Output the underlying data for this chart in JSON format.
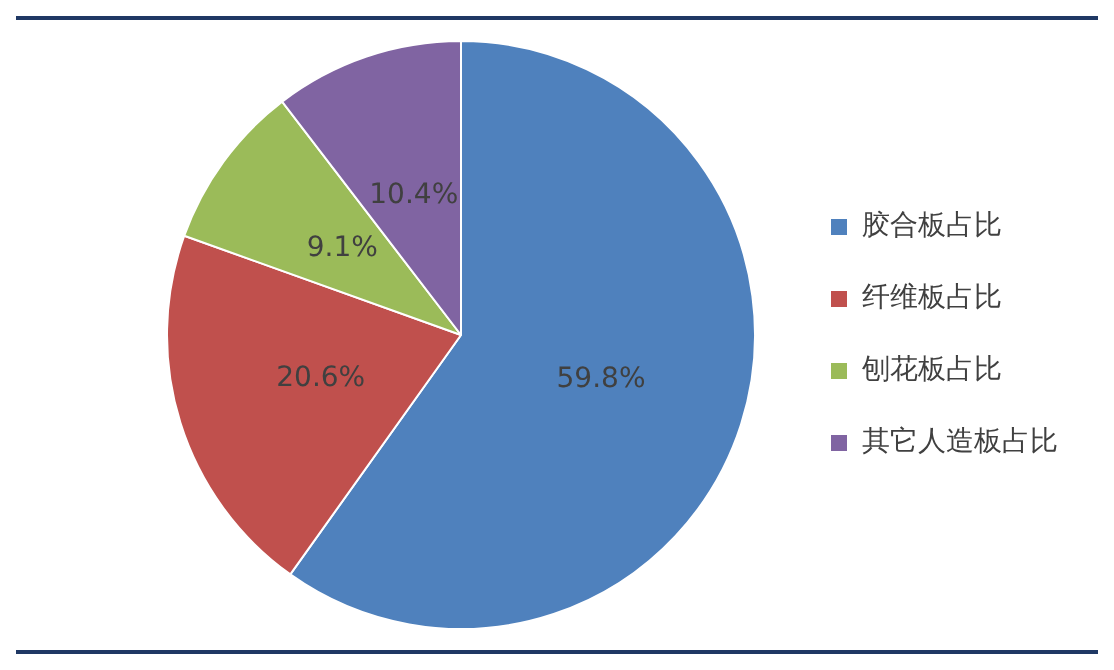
{
  "chart_data": {
    "type": "pie",
    "categories": [
      "胶合板占比",
      "纤维板占比",
      "刨花板占比",
      "其它人造板占比"
    ],
    "values": [
      59.8,
      20.6,
      9.1,
      10.4
    ],
    "colors": [
      "#4f81bd",
      "#c0504d",
      "#9bbb59",
      "#8064a2"
    ],
    "value_labels": [
      "59.8%",
      "20.6%",
      "9.1%",
      "10.4%"
    ],
    "legend": "right"
  }
}
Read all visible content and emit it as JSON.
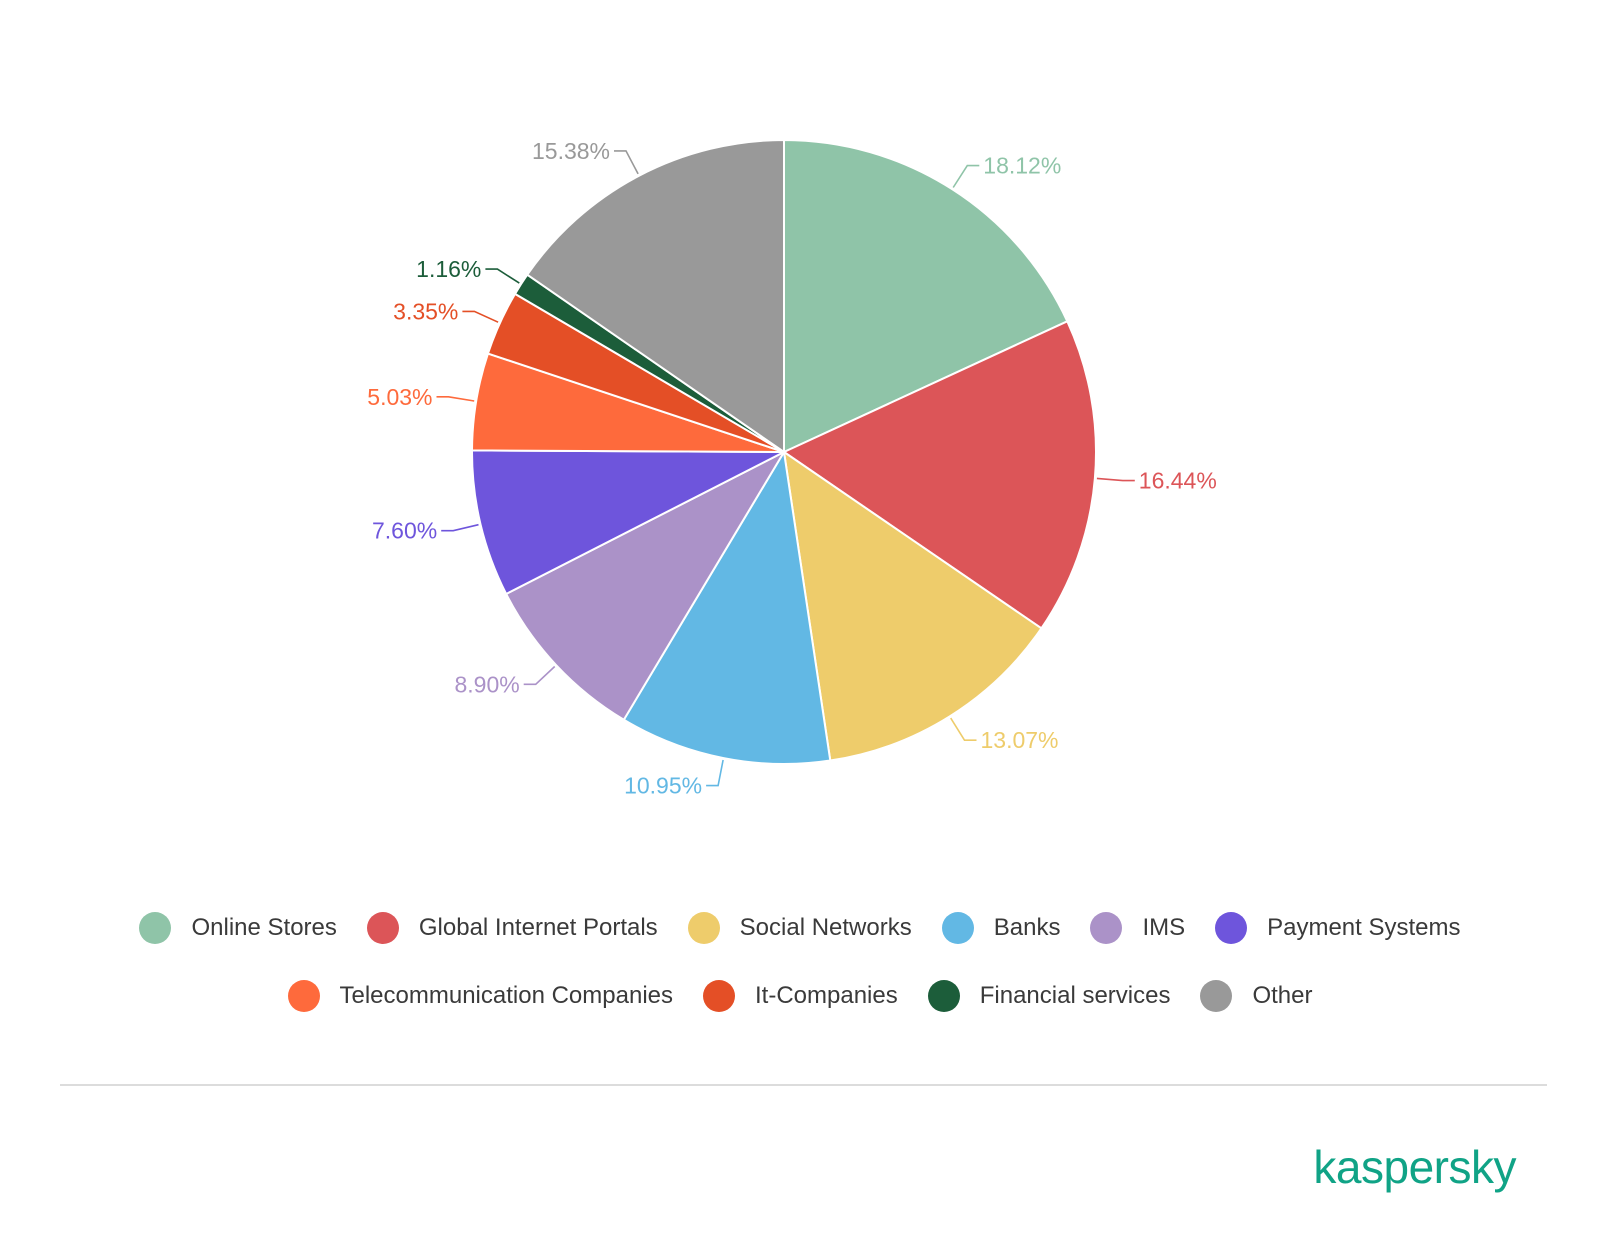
{
  "chart_data": {
    "type": "pie",
    "slices": [
      {
        "label": "Online Stores",
        "value": 18.12,
        "display": "18.12%",
        "color": "#8fc4a8"
      },
      {
        "label": "Global Internet Portals",
        "value": 16.44,
        "display": "16.44%",
        "color": "#dc5558"
      },
      {
        "label": "Social Networks",
        "value": 13.07,
        "display": "13.07%",
        "color": "#eecc6b"
      },
      {
        "label": "Banks",
        "value": 10.95,
        "display": "10.95%",
        "color": "#62b8e4"
      },
      {
        "label": "IMS",
        "value": 8.9,
        "display": "8.90%",
        "color": "#ab92c8"
      },
      {
        "label": "Payment Systems",
        "value": 7.6,
        "display": "7.60%",
        "color": "#6e55dc"
      },
      {
        "label": "Telecommunication Companies",
        "value": 5.03,
        "display": "5.03%",
        "color": "#fe6a3c"
      },
      {
        "label": "It-Companies",
        "value": 3.35,
        "display": "3.35%",
        "color": "#e44f26"
      },
      {
        "label": "Financial services",
        "value": 1.16,
        "display": "1.16%",
        "color": "#1c5d3a"
      },
      {
        "label": "Other",
        "value": 15.38,
        "display": "15.38%",
        "color": "#999999"
      }
    ],
    "start_angle": "12 o'clock, clockwise",
    "legend_position": "bottom"
  },
  "brand": {
    "name": "kaspersky",
    "color": "#10a386"
  }
}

================================

EXERCISE DETAILS
Leave the pictures out, and print every line of the listing exactly as written.

TASK RESULT
Output the underlying data for this chart in JSON format.
{
  "chart_data": {
    "type": "pie",
    "categories": [
      "胶合板占比",
      "纤维板占比",
      "刨花板占比",
      "其它人造板占比"
    ],
    "values": [
      59.8,
      20.6,
      9.1,
      10.4
    ],
    "colors": [
      "#4f81bd",
      "#c0504d",
      "#9bbb59",
      "#8064a2"
    ],
    "value_labels": [
      "59.8%",
      "20.6%",
      "9.1%",
      "10.4%"
    ],
    "legend": "right"
  }
}
Read all visible content and emit it as JSON.
{
  "chart_data": {
    "type": "pie",
    "slices": [
      {
        "label": "Online Stores",
        "value": 18.12,
        "display": "18.12%",
        "color": "#8fc4a8"
      },
      {
        "label": "Global Internet Portals",
        "value": 16.44,
        "display": "16.44%",
        "color": "#dc5558"
      },
      {
        "label": "Social Networks",
        "value": 13.07,
        "display": "13.07%",
        "color": "#eecc6b"
      },
      {
        "label": "Banks",
        "value": 10.95,
        "display": "10.95%",
        "color": "#62b8e4"
      },
      {
        "label": "IMS",
        "value": 8.9,
        "display": "8.90%",
        "color": "#ab92c8"
      },
      {
        "label": "Payment Systems",
        "value": 7.6,
        "display": "7.60%",
        "color": "#6e55dc"
      },
      {
        "label": "Telecommunication Companies",
        "value": 5.03,
        "display": "5.03%",
        "color": "#fe6a3c"
      },
      {
        "label": "It-Companies",
        "value": 3.35,
        "display": "3.35%",
        "color": "#e44f26"
      },
      {
        "label": "Financial services",
        "value": 1.16,
        "display": "1.16%",
        "color": "#1c5d3a"
      },
      {
        "label": "Other",
        "value": 15.38,
        "display": "15.38%",
        "color": "#999999"
      }
    ],
    "start_angle": "12 o'clock, clockwise",
    "legend_position": "bottom"
  },
  "brand": {
    "name": "kaspersky",
    "color": "#10a386"
  }
}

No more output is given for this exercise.